- THE PROBLEM
Check each line of the material. Copy those containing "have".

Dataset entries
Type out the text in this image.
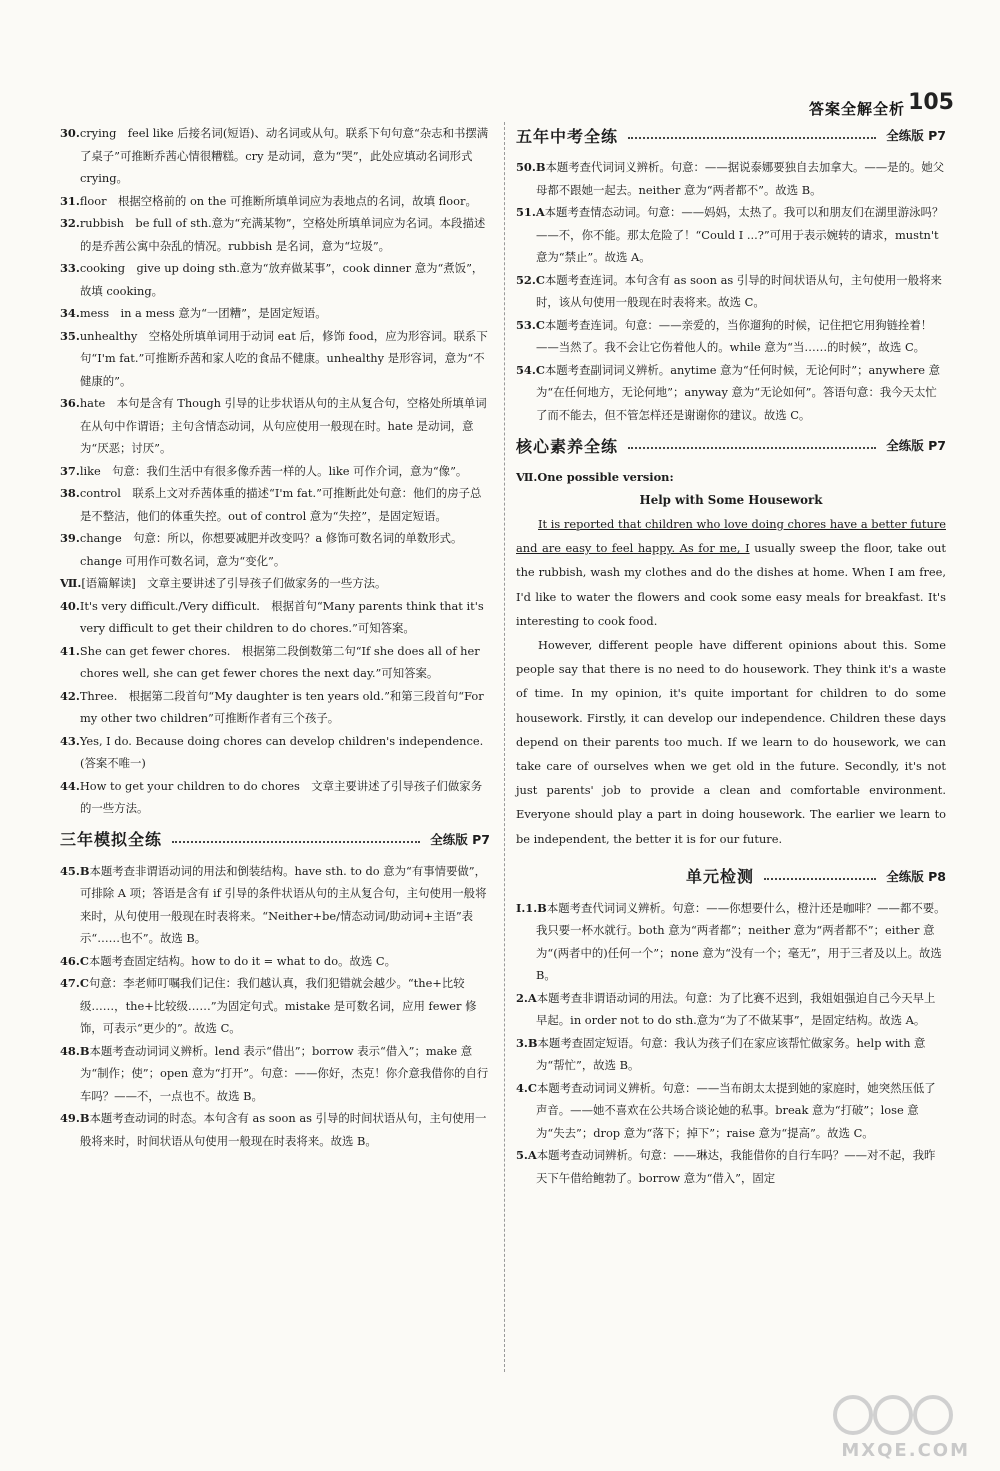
答案全解全析 105

30.crying　feel like 后接名词(短语)、动名词或从句。联系下句句意“杂志和书摆满了桌子”可推断乔茜心情很糟糕。cry 是动词，意为“哭”，此处应填动名词形式 crying。

31.floor　根据空格前的 on the 可推断所填单词应为表地点的名词，故填 floor。

32.rubbish　be full of sth.意为“充满某物”，空格处所填单词应为名词。本段描述的是乔茜公寓中杂乱的情况。rubbish 是名词，意为“垃圾”。

33.cooking　give up doing sth.意为“放弃做某事”，cook dinner 意为“煮饭”，故填 cooking。

34.mess　in a mess 意为“一团糟”，是固定短语。

35.unhealthy　空格处所填单词用于动词 eat 后，修饰 food，应为形容词。联系下句“I'm fat.”可推断乔茜和家人吃的食品不健康。unhealthy 是形容词，意为“不健康的”。

36.hate　本句是含有 Though 引导的让步状语从句的主从复合句，空格处所填单词在从句中作谓语；主句含情态动词，从句应使用一般现在时。hate 是动词，意为“厌恶；讨厌”。

37.like　句意：我们生活中有很多像乔茜一样的人。like 可作介词，意为“像”。

38.control　联系上文对乔茜体重的描述“I'm fat.”可推断此处句意：他们的房子总是不整洁，他们的体重失控。out of control 意为“失控”，是固定短语。

39.change　句意：所以，你想要减肥并改变吗？a 修饰可数名词的单数形式。change 可用作可数名词，意为“变化”。

Ⅶ.[语篇解读]　文章主要讲述了引导孩子们做家务的一些方法。

40.It's very difficult./Very difficult.　根据首句“Many parents think that it's very difficult to get their children to do chores.”可知答案。

41.She can get fewer chores.　根据第二段倒数第二句“If she does all of her chores well, she can get fewer chores the next day.”可知答案。

42.Three.　根据第二段首句“My daughter is ten years old.”和第三段首句“For my other two children”可推断作者有三个孩子。

43.Yes, I do. Because doing chores can develop children's independence.(答案不唯一)

44.How to get your children to do chores　文章主要讲述了引导孩子们做家务的一些方法。

三年模拟全练	全练版 P7

45.B本题考查非谓语动词的用法和倒装结构。have sth. to do 意为“有事情要做”，可排除 A 项；答语是含有 if 引导的条件状语从句的主从复合句，主句使用一般将来时，从句使用一般现在时表将来。“Neither+be/情态动词/助动词+主语”表示“……也不”。故选 B。

46.C本题考查固定结构。how to do it = what to do。故选 C。

47.C句意：李老师叮嘱我们记住：我们越认真，我们犯错就会越少。“the+比较级……，the+比较级……”为固定句式。mistake 是可数名词，应用 fewer 修饰，可表示“更少的”。故选 C。

48.B本题考查动词词义辨析。lend 表示“借出”；borrow 表示“借入”；make 意为“制作；使”；open 意为“打开”。句意：——你好，杰克！你介意我借你的自行车吗？——不，一点也不。故选 B。

49.B本题考查动词的时态。本句含有 as soon as 引导的时间状语从句，主句使用一般将来时，时间状语从句使用一般现在时表将来。故选 B。

五年中考全练	全练版 P7

50.B本题考查代词词义辨析。句意：——据说泰娜要独自去加拿大。——是的。她父母都不跟她一起去。neither 意为“两者都不”。故选 B。

51.A本题考查情态动词。句意：——妈妈，太热了。我可以和朋友们在湖里游泳吗？——不，你不能。那太危险了！“Could I ...?”可用于表示婉转的请求，mustn't 意为“禁止”。故选 A。

52.C本题考查连词。本句含有 as soon as 引导的时间状语从句，主句使用一般将来时，该从句使用一般现在时表将来。故选 C。

53.C本题考查连词。句意：——亲爱的，当你遛狗的时候，记住把它用狗链拴着！——当然了。我不会让它伤着他人的。while 意为“当……的时候”，故选 C。

54.C本题考查副词词义辨析。anytime 意为“任何时候，无论何时”；anywhere 意为“在任何地方，无论何地”；anyway 意为“无论如何”。答语句意：我今天太忙了而不能去，但不管怎样还是谢谢你的建议。故选 C。

核心素养全练	全练版 P7
Ⅶ.One possible version:
Help with Some Housework

It is reported that children who love doing chores have a better future and are easy to feel happy. As for me, I usually sweep the floor, take out the rubbish, wash my clothes and do the dishes at home. When I am free, I'd like to water the flowers and cook some easy meals for breakfast. It's interesting to cook food.

However, different people have different opinions about this. Some people say that there is no need to do housework. They think it's a waste of time. In my opinion, it's quite important for children to do some housework. Firstly, it can develop our independence. Children these days depend on their parents too much. If we learn to do housework, we can take care of ourselves when we get old in the future. Secondly, it's not just parents' job to provide a clean and comfortable environment. Everyone should play a part in doing housework. The earlier we learn to be independent, the better it is for our future.

单元检测	全练版 P8

Ⅰ.1.B本题考查代词词义辨析。句意：——你想要什么，橙汁还是咖啡？——都不要。我只要一杯水就行。both 意为“两者都”；neither 意为“两者都不”；either 意为“(两者中的)任何一个”；none 意为“没有一个；毫无”，用于三者及以上。故选 B。

2.A本题考查非谓语动词的用法。句意：为了比赛不迟到，我姐姐强迫自己今天早上早起。in order not to do sth.意为“为了不做某事”，是固定结构。故选 A。

3.B本题考查固定短语。句意：我认为孩子们在家应该帮忙做家务。help with 意为“帮忙”，故选 B。

4.C本题考查动词词义辨析。句意：——当布朗太太提到她的家庭时，她突然压低了声音。——她不喜欢在公共场合谈论她的私事。break 意为“打破”；lose 意为“失去”；drop 意为“落下；掉下”；raise 意为“提高”。故选 C。

5.A本题考查动词辨析。句意：——琳达，我能借你的自行车吗？——对不起，我昨天下午借给鲍勃了。borrow 意为“借入”，固定

MXQE.COM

- TASK RESULT
45.B本题考查非谓语动词的用法和倒装结构。have sth. to do 意为“有事情要做”，可排除 A 项；答语是含有 if 引导的条件状语从句的主从复合句，主句使用一般将来时，从句使用一般现在时表将来。“Neither+be/情态动词/助动词+主语”表示“……也不”。故选 B。
It is reported that children who love doing chores have a better future and are easy to feel happy. As for me, I usually sweep the floor, take out the rubbish, wash my clothes and do the dishes at home. When I am free, I'd like to water the flowers and cook some easy meals for breakfast. It's interesting to cook food.
However, different people have different opinions about this. Some people say that there is no need to do housework. They think it's a waste of time. In my opinion, it's quite important for children to do some housework. Firstly, it can develop our independence. Children these days depend on their parents too much. If we learn to do housework, we can take care of ourselves when we get old in the future. Secondly, it's not just parents' job to provide a clean and comfortable environment. Everyone should play a part in doing housework. The earlier we learn to be independent, the better it is for our future.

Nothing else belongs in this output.